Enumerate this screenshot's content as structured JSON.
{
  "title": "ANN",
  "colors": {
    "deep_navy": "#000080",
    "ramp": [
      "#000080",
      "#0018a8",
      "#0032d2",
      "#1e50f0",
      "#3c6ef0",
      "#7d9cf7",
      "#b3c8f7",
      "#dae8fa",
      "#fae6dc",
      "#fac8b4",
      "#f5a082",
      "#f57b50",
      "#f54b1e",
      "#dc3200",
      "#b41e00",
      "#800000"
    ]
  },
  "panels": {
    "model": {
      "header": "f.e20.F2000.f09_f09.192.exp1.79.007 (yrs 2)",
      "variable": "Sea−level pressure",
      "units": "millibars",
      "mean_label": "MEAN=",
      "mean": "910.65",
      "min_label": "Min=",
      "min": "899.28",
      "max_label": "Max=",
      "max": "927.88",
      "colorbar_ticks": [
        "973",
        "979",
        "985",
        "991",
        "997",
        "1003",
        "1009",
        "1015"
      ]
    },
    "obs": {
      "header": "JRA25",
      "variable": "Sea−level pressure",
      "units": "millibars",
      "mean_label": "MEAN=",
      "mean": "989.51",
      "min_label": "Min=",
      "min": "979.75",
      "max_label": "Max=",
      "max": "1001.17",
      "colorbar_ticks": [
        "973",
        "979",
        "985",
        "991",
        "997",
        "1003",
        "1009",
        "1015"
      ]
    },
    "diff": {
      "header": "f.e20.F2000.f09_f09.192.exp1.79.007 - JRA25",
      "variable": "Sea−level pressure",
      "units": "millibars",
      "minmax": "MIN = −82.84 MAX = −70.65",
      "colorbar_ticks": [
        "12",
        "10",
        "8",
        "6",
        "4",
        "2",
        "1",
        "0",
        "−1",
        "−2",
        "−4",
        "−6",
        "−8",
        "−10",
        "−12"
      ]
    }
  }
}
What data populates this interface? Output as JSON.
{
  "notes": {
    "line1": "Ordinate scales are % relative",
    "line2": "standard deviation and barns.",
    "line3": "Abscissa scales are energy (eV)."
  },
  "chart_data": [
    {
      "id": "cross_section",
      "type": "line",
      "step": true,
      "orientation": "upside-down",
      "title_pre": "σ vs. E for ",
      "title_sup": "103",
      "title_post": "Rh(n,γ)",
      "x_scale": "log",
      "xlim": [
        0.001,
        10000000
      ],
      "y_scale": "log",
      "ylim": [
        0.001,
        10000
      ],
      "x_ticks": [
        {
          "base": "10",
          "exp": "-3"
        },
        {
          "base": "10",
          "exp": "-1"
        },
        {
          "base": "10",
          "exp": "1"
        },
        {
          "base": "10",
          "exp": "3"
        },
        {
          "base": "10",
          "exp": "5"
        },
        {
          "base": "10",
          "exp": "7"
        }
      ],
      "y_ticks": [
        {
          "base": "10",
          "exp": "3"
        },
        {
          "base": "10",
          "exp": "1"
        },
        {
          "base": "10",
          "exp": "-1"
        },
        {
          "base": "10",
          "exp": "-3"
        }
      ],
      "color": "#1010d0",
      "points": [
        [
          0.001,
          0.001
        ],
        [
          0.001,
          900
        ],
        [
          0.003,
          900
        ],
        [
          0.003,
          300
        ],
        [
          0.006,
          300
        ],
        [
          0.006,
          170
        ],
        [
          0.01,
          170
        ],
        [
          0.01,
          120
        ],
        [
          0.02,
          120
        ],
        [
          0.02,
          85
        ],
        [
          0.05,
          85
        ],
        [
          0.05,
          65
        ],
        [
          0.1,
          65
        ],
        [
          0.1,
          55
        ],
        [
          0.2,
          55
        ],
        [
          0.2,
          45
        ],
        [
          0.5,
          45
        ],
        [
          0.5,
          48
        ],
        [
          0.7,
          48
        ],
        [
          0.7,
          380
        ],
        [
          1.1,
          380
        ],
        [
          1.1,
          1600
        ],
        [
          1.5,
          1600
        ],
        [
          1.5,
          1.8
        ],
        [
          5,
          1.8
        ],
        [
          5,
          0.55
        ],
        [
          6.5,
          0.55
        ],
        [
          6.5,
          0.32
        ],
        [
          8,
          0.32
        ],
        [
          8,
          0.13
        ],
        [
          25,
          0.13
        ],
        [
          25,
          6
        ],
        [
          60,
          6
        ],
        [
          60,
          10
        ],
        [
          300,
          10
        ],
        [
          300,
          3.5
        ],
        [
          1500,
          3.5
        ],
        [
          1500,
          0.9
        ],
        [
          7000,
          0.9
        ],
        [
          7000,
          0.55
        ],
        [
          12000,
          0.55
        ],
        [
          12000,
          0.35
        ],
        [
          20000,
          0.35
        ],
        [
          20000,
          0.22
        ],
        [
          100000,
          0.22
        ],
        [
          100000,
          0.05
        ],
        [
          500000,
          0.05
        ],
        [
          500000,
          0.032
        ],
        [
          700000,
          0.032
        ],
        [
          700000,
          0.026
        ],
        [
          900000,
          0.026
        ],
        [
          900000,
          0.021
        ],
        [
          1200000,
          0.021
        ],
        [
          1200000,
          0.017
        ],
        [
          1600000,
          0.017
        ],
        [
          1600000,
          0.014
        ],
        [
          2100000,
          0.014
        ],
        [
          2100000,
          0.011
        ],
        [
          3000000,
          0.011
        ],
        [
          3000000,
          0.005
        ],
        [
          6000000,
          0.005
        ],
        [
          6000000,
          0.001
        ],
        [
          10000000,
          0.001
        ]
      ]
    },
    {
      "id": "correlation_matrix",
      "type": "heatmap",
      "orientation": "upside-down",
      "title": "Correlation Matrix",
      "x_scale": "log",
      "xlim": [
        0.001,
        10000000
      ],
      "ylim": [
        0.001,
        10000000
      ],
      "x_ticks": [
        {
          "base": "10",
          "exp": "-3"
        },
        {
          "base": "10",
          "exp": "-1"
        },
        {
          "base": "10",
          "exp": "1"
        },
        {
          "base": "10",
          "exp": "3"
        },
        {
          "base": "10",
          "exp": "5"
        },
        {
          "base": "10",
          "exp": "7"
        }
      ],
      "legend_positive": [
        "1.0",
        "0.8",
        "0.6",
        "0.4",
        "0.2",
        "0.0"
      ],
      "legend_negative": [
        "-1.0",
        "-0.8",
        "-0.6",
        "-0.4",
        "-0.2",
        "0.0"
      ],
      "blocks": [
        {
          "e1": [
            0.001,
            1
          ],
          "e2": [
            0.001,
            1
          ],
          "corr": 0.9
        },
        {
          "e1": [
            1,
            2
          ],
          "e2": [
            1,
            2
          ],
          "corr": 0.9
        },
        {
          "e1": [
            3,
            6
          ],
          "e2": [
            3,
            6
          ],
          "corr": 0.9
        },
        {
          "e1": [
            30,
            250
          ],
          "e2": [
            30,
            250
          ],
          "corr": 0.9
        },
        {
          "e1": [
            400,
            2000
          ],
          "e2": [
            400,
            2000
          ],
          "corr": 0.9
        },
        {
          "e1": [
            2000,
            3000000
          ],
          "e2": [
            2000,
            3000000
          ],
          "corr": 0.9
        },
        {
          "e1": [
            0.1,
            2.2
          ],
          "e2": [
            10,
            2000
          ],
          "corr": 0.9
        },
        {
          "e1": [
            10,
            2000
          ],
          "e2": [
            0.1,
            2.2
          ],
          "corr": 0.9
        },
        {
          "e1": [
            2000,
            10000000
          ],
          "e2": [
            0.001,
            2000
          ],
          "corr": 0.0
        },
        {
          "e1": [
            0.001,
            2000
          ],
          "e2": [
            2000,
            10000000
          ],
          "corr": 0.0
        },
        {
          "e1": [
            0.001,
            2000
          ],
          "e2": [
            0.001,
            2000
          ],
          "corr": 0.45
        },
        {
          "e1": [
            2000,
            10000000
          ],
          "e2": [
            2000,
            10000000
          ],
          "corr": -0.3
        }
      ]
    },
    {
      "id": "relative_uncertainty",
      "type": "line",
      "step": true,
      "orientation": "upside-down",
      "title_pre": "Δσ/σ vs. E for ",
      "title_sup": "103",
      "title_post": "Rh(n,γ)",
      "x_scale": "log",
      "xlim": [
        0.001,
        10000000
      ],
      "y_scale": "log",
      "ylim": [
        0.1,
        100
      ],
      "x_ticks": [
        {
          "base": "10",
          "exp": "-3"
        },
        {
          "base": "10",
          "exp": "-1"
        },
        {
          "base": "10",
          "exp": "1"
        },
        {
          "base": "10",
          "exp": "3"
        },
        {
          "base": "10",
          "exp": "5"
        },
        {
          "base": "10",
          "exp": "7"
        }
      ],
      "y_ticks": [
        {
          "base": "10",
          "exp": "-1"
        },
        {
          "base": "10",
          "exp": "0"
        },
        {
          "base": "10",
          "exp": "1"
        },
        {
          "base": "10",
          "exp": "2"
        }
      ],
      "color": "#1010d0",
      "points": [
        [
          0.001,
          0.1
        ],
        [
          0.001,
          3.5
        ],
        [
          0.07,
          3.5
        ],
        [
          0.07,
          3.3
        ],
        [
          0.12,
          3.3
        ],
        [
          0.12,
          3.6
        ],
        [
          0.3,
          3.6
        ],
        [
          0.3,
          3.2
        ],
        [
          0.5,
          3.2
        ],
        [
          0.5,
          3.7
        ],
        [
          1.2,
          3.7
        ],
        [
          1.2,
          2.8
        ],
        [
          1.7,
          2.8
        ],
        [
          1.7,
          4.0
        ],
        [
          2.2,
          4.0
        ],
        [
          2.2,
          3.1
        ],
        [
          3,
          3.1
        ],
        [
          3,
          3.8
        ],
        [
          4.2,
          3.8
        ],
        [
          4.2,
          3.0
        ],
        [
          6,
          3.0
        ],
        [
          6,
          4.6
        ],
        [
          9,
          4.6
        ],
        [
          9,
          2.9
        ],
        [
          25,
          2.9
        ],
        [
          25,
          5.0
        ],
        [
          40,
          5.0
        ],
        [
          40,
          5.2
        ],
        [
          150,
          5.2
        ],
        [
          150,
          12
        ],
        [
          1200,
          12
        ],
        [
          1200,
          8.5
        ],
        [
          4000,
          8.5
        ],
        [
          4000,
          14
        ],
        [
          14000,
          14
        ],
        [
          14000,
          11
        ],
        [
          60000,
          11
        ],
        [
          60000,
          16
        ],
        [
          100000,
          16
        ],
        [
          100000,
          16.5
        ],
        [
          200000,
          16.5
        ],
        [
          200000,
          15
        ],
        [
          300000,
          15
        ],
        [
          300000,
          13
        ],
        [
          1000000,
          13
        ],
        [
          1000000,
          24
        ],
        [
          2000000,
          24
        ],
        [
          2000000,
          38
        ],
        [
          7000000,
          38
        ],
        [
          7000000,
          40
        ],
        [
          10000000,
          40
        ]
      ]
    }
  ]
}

#####

▶ _WHAT TO WORK ON_: Only a number is needed: how many lines of the material above contain "JSON"?

▶ _EXERCISE OUTPUT_: 2